Omit the images, then print each record below exactly as it reads.

------------------------------------------------

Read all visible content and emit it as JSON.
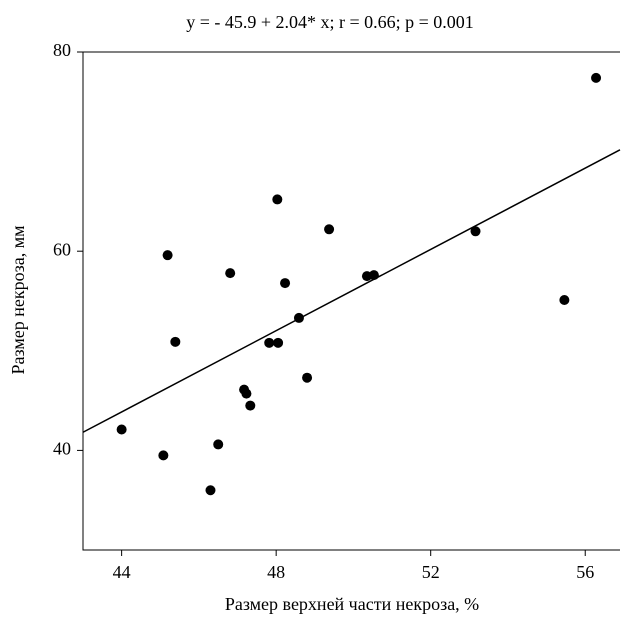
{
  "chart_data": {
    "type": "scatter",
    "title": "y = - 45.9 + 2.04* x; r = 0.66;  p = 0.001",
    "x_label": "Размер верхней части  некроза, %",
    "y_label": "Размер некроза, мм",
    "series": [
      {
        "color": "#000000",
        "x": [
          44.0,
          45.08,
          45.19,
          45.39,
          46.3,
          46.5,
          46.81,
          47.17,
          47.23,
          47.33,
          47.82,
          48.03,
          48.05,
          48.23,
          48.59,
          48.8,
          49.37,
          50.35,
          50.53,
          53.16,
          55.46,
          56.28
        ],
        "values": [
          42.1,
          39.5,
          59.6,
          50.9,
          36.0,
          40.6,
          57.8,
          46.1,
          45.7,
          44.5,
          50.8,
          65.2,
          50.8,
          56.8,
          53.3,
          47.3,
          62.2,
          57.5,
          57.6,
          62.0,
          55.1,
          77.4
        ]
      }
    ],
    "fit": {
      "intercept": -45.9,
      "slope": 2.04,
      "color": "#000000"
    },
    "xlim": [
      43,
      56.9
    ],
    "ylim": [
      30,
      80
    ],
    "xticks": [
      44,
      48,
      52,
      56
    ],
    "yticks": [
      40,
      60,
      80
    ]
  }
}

------------------------------------------------

Full answer:
Read all visible content and emit it as JSON.
{
  "chart_data": {
    "type": "scatter",
    "title": "y = - 45.9 + 2.04* x; r = 0.66;  p = 0.001",
    "x_label": "Размер верхней части  некроза, %",
    "y_label": "Размер некроза, мм",
    "series": [
      {
        "color": "#000000",
        "x": [
          44.0,
          45.08,
          45.19,
          45.39,
          46.3,
          46.5,
          46.81,
          47.17,
          47.23,
          47.33,
          47.82,
          48.03,
          48.05,
          48.23,
          48.59,
          48.8,
          49.37,
          50.35,
          50.53,
          53.16,
          55.46,
          56.28
        ],
        "values": [
          42.1,
          39.5,
          59.6,
          50.9,
          36.0,
          40.6,
          57.8,
          46.1,
          45.7,
          44.5,
          50.8,
          65.2,
          50.8,
          56.8,
          53.3,
          47.3,
          62.2,
          57.5,
          57.6,
          62.0,
          55.1,
          77.4
        ]
      }
    ],
    "fit": {
      "intercept": -45.9,
      "slope": 2.04,
      "color": "#000000"
    },
    "xlim": [
      43,
      56.9
    ],
    "ylim": [
      30,
      80
    ],
    "xticks": [
      44,
      48,
      52,
      56
    ],
    "yticks": [
      40,
      60,
      80
    ]
  }
}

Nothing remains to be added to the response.